§ **EXERCISE INSTRUCTIONS**
Could you give the whole listing again, exactly as it reads?

---

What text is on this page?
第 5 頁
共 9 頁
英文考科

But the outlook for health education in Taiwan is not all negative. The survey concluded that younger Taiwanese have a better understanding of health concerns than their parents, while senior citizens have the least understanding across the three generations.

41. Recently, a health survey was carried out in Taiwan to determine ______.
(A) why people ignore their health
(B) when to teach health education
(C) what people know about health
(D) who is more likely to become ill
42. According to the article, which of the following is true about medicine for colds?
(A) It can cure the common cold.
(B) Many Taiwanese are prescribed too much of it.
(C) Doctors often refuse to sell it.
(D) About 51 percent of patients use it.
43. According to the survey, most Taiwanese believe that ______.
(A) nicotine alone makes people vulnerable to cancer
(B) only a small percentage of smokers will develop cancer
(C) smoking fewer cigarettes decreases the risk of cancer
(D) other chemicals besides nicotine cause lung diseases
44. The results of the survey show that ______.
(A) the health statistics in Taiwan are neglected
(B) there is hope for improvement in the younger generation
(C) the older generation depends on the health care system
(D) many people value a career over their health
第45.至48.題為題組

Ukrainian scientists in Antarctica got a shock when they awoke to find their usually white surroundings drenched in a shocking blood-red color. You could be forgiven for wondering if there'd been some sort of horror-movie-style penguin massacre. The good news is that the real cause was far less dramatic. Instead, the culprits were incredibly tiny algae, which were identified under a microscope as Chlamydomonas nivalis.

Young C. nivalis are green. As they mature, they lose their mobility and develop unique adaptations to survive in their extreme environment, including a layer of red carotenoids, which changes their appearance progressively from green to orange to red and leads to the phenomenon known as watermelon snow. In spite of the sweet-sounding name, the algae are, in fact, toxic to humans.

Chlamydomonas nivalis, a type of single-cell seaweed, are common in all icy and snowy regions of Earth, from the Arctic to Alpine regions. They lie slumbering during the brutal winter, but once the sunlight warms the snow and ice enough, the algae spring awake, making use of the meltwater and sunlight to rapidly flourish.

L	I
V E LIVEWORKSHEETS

---

§ **ANSWER FOR THIS EXERCISE**
What text is on this page?
第 5 頁
共 9 頁
英文考科

But the outlook for health education in Taiwan is not all negative. The survey concluded that younger Taiwanese have a better understanding of health concerns than their parents, while senior citizens have the least understanding across the three generations.

41. Recently, a health survey was carried out in Taiwan to determine ______.
(A) why people ignore their health
(B) when to teach health education
(C) what people know about health
(D) who is more likely to become ill
42. According to the article, which of the following is true about medicine for colds?
(A) It can cure the common cold.
(B) Many Taiwanese are prescribed too much of it.
(C) Doctors often refuse to sell it.
(D) About 51 percent of patients use it.
43. According to the survey, most Taiwanese believe that ______.
(A) nicotine alone makes people vulnerable to cancer
(B) only a small percentage of smokers will develop cancer
(C) smoking fewer cigarettes decreases the risk of cancer
(D) other chemicals besides nicotine cause lung diseases
44. The results of the survey show that ______.
(A) the health statistics in Taiwan are neglected
(B) there is hope for improvement in the younger generation
(C) the older generation depends on the health care system
(D) many people value a career over their health
第45.至48.題為題組

Ukrainian scientists in Antarctica got a shock when they awoke to find their usually white surroundings drenched in a shocking blood-red color. You could be forgiven for wondering if there'd been some sort of horror-movie-style penguin massacre. The good news is that the real cause was far less dramatic. Instead, the culprits were incredibly tiny algae, which were identified under a microscope as Chlamydomonas nivalis.

Young C. nivalis are green. As they mature, they lose their mobility and develop unique adaptations to survive in their extreme environment, including a layer of red carotenoids, which changes their appearance progressively from green to orange to red and leads to the phenomenon known as watermelon snow. In spite of the sweet-sounding name, the algae are, in fact, toxic to humans.

Chlamydomonas nivalis, a type of single-cell seaweed, are common in all icy and snowy regions of Earth, from the Arctic to Alpine regions. They lie slumbering during the brutal winter, but once the sunlight warms the snow and ice enough, the algae spring awake, making use of the meltwater and sunlight to rapidly flourish.

L	I
V E LIVEWORKSHEETS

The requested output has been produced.